_Job:_ Everything from the line with "Extract all the data from this chart as JSON." through the last line of the records below should be copied exactly, both ends included.

Excerpts from a figure dataset:
______

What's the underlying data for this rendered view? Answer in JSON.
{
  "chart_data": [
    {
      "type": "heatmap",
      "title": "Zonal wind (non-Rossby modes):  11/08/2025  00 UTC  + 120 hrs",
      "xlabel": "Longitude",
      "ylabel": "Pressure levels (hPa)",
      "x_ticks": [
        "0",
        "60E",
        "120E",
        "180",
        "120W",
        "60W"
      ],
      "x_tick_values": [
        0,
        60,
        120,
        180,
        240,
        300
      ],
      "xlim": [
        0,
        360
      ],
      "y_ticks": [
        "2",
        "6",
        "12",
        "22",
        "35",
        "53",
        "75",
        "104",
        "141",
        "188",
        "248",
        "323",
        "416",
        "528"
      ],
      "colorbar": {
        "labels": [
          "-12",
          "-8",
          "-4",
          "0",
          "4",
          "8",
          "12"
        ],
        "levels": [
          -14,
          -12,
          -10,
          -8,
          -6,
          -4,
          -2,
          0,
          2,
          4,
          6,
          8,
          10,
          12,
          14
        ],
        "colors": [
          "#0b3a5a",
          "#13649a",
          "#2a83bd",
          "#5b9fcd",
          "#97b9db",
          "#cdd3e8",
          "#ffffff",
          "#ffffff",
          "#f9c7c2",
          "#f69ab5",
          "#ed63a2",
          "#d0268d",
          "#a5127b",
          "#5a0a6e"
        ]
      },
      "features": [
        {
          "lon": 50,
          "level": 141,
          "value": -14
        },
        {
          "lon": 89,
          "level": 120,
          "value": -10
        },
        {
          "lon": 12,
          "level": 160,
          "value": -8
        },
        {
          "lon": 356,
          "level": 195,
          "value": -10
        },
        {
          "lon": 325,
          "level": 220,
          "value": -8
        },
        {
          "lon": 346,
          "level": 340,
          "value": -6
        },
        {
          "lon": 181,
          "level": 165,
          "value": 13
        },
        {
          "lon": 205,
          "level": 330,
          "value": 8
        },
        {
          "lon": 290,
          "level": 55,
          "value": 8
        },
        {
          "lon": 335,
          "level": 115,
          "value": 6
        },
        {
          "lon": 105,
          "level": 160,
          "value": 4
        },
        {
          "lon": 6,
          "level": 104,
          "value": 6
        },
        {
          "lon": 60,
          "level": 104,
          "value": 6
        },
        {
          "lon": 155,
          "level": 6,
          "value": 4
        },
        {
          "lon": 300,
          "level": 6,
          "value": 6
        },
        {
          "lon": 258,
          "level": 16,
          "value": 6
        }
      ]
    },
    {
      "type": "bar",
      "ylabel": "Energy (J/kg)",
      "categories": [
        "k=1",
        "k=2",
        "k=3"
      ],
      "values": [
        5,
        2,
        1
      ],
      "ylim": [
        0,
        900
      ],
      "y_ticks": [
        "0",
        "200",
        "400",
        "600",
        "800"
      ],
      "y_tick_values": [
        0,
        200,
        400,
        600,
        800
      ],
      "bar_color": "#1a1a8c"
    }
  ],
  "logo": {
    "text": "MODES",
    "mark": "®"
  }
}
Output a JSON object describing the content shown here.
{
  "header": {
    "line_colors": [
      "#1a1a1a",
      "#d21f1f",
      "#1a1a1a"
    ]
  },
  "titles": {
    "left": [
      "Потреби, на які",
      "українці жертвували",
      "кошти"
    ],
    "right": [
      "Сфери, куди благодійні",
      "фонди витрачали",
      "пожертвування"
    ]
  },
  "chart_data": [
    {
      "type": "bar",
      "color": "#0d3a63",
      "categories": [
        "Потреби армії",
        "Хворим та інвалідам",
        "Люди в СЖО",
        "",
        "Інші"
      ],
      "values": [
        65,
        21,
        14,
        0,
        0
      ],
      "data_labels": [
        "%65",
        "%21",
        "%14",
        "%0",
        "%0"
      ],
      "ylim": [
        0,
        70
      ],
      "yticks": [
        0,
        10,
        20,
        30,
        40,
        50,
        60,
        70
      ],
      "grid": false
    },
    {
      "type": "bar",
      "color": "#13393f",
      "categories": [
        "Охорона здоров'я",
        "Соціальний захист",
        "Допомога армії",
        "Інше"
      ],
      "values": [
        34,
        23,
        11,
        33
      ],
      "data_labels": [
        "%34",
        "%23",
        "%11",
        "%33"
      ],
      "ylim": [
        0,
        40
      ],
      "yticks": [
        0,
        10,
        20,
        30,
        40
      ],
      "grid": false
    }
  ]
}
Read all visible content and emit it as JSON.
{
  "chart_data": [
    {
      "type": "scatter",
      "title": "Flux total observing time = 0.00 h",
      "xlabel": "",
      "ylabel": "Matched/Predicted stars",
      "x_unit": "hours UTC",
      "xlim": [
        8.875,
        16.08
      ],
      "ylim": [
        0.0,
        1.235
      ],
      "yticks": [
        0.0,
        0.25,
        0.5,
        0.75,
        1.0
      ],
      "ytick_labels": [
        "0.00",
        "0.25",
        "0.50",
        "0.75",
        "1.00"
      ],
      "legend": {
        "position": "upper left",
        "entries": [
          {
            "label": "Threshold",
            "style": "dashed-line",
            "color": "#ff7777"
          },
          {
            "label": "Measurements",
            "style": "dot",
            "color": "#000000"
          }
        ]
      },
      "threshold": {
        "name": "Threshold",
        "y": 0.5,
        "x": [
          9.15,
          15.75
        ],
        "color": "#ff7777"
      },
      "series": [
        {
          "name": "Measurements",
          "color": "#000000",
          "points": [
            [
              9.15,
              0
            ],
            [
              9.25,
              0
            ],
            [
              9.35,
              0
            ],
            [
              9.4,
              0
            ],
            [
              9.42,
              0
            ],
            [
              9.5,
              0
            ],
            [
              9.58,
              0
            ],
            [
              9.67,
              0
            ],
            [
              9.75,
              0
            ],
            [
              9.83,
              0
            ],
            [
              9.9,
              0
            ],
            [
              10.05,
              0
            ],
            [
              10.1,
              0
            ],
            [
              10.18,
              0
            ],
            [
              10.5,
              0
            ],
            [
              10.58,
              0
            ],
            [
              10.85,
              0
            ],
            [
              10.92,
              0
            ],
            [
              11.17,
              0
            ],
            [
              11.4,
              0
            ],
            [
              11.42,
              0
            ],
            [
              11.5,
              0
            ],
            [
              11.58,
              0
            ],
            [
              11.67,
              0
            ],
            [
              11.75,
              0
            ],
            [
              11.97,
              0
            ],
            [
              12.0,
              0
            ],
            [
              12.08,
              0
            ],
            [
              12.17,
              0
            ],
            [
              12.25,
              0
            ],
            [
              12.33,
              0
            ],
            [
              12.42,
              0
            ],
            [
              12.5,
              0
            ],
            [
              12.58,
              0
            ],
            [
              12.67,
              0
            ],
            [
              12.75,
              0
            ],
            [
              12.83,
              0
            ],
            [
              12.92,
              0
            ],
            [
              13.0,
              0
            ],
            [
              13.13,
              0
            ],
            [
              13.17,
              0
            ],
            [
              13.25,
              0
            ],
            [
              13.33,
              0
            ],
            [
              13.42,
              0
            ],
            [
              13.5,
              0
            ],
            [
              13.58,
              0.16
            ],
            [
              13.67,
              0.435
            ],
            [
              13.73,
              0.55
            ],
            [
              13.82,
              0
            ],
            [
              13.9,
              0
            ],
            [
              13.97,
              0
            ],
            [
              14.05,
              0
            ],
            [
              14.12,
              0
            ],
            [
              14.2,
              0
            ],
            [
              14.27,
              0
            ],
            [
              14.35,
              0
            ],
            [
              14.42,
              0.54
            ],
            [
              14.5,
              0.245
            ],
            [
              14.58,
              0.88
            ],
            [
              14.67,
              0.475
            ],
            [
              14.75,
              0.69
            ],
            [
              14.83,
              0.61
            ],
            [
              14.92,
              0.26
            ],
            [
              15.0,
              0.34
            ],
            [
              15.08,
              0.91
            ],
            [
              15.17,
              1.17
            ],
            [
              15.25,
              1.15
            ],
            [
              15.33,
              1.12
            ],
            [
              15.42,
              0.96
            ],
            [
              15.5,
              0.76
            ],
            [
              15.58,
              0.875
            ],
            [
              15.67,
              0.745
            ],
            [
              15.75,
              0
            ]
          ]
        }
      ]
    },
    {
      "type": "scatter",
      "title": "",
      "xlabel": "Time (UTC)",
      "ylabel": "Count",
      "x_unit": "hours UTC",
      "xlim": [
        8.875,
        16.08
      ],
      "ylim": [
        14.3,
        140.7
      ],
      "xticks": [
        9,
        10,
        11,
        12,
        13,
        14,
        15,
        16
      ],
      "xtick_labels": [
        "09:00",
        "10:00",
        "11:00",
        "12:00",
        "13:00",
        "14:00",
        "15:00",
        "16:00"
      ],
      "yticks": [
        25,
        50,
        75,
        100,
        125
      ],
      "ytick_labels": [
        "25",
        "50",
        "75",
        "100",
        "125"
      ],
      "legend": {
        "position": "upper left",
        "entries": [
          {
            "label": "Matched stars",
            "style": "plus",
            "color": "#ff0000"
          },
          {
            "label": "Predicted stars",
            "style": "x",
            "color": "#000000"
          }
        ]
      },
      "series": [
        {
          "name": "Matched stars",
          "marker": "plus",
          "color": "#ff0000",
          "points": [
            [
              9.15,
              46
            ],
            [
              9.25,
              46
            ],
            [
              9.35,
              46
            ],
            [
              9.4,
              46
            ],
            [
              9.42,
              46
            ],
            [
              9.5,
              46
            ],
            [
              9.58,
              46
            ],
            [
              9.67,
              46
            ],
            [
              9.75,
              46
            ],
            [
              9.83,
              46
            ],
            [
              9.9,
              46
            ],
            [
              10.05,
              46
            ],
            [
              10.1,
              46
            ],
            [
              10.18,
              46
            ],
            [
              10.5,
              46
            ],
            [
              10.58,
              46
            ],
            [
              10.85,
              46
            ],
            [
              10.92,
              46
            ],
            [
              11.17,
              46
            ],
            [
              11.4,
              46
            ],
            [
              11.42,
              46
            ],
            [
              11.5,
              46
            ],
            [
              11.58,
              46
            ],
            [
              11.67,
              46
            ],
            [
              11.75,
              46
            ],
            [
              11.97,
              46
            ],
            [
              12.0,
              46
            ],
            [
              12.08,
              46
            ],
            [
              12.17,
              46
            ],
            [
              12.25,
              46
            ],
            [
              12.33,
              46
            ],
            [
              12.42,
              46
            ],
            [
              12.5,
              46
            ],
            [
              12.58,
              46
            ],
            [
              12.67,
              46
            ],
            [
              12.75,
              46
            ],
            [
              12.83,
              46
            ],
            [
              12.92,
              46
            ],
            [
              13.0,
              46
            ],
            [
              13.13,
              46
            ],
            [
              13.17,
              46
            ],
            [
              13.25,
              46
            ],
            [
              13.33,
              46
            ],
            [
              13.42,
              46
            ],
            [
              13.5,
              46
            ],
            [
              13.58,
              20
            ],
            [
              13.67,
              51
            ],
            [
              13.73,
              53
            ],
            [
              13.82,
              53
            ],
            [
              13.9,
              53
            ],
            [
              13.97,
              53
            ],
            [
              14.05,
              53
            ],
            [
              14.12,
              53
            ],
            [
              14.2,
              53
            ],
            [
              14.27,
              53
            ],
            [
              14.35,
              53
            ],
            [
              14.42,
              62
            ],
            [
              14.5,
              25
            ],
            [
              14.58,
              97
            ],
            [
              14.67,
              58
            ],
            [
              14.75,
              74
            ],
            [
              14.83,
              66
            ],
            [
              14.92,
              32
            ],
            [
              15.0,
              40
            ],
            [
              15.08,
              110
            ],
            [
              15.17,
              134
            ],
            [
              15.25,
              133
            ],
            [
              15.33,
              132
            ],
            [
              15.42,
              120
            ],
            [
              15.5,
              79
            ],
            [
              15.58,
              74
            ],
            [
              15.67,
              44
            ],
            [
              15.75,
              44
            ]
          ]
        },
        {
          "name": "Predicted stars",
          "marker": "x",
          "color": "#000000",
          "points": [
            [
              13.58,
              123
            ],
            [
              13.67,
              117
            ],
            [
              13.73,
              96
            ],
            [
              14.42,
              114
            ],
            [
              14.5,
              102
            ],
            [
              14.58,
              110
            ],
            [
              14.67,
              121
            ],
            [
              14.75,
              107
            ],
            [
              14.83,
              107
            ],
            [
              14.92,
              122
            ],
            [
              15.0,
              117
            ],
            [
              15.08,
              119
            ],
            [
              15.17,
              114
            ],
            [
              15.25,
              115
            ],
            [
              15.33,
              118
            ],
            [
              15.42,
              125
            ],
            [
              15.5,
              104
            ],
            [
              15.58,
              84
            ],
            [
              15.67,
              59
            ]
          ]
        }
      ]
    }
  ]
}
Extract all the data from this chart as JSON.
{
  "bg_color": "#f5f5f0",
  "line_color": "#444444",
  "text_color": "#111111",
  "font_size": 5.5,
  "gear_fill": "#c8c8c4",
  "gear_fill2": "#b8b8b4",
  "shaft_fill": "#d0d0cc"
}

______

_Task response:_
Extract all the data from this chart as JSON.
{
  "bg_color": "#f5f5f0",
  "line_color": "#444444",
  "text_color": "#111111",
  "font_size": 5.5,
  "gear_fill": "#c8c8c4",
  "gear_fill2": "#b8b8b4",
  "shaft_fill": "#d0d0cc"
}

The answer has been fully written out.